Copy the records below exactly, leaving out any pictures.

» **ENTRIES SUPPLIED**:
____________
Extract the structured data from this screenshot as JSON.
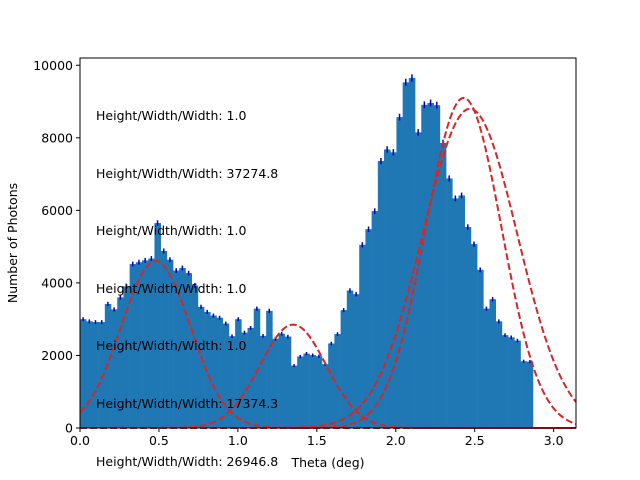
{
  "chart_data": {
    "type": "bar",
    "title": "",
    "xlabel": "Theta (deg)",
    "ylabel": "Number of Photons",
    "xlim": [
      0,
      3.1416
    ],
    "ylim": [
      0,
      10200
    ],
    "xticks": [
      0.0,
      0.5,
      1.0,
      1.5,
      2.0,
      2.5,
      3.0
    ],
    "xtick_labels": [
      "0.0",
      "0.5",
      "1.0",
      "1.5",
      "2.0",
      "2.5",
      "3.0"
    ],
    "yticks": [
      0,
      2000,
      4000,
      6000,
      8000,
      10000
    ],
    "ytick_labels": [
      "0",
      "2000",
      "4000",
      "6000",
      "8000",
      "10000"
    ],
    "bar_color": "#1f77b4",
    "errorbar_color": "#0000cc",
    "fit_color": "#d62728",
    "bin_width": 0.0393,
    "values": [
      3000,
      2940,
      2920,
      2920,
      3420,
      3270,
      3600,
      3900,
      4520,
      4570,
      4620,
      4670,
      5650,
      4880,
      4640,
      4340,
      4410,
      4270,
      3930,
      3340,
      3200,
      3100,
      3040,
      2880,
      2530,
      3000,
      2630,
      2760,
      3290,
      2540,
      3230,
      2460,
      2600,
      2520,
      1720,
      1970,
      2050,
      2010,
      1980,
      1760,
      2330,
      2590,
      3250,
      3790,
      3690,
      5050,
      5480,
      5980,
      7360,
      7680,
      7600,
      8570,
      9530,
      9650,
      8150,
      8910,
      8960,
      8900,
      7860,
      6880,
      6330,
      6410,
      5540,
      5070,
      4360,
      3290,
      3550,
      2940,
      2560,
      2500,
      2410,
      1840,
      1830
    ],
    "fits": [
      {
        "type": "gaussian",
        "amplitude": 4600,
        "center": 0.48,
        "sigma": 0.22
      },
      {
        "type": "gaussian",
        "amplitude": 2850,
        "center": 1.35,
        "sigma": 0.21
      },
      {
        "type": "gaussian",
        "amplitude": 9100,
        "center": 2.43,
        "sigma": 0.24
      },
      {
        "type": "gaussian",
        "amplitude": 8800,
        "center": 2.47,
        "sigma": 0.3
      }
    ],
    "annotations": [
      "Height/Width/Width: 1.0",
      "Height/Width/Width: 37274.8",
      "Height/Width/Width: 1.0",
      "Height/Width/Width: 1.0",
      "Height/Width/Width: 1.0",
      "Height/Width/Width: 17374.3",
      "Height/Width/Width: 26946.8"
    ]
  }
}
____________
» **CORRECT RESULT**:
Extract the structured data from this screenshot as JSON.
{
  "chart_data": {
    "type": "bar",
    "title": "",
    "xlabel": "Theta (deg)",
    "ylabel": "Number of Photons",
    "xlim": [
      0,
      3.1416
    ],
    "ylim": [
      0,
      10200
    ],
    "xticks": [
      0.0,
      0.5,
      1.0,
      1.5,
      2.0,
      2.5,
      3.0
    ],
    "xtick_labels": [
      "0.0",
      "0.5",
      "1.0",
      "1.5",
      "2.0",
      "2.5",
      "3.0"
    ],
    "yticks": [
      0,
      2000,
      4000,
      6000,
      8000,
      10000
    ],
    "ytick_labels": [
      "0",
      "2000",
      "4000",
      "6000",
      "8000",
      "10000"
    ],
    "bar_color": "#1f77b4",
    "errorbar_color": "#0000cc",
    "fit_color": "#d62728",
    "bin_width": 0.0393,
    "values": [
      3000,
      2940,
      2920,
      2920,
      3420,
      3270,
      3600,
      3900,
      4520,
      4570,
      4620,
      4670,
      5650,
      4880,
      4640,
      4340,
      4410,
      4270,
      3930,
      3340,
      3200,
      3100,
      3040,
      2880,
      2530,
      3000,
      2630,
      2760,
      3290,
      2540,
      3230,
      2460,
      2600,
      2520,
      1720,
      1970,
      2050,
      2010,
      1980,
      1760,
      2330,
      2590,
      3250,
      3790,
      3690,
      5050,
      5480,
      5980,
      7360,
      7680,
      7600,
      8570,
      9530,
      9650,
      8150,
      8910,
      8960,
      8900,
      7860,
      6880,
      6330,
      6410,
      5540,
      5070,
      4360,
      3290,
      3550,
      2940,
      2560,
      2500,
      2410,
      1840,
      1830
    ],
    "fits": [
      {
        "type": "gaussian",
        "amplitude": 4600,
        "center": 0.48,
        "sigma": 0.22
      },
      {
        "type": "gaussian",
        "amplitude": 2850,
        "center": 1.35,
        "sigma": 0.21
      },
      {
        "type": "gaussian",
        "amplitude": 9100,
        "center": 2.43,
        "sigma": 0.24
      },
      {
        "type": "gaussian",
        "amplitude": 8800,
        "center": 2.47,
        "sigma": 0.3
      }
    ],
    "annotations": [
      "Height/Width/Width: 1.0",
      "Height/Width/Width: 37274.8",
      "Height/Width/Width: 1.0",
      "Height/Width/Width: 1.0",
      "Height/Width/Width: 1.0",
      "Height/Width/Width: 17374.3",
      "Height/Width/Width: 26946.8"
    ]
  }
}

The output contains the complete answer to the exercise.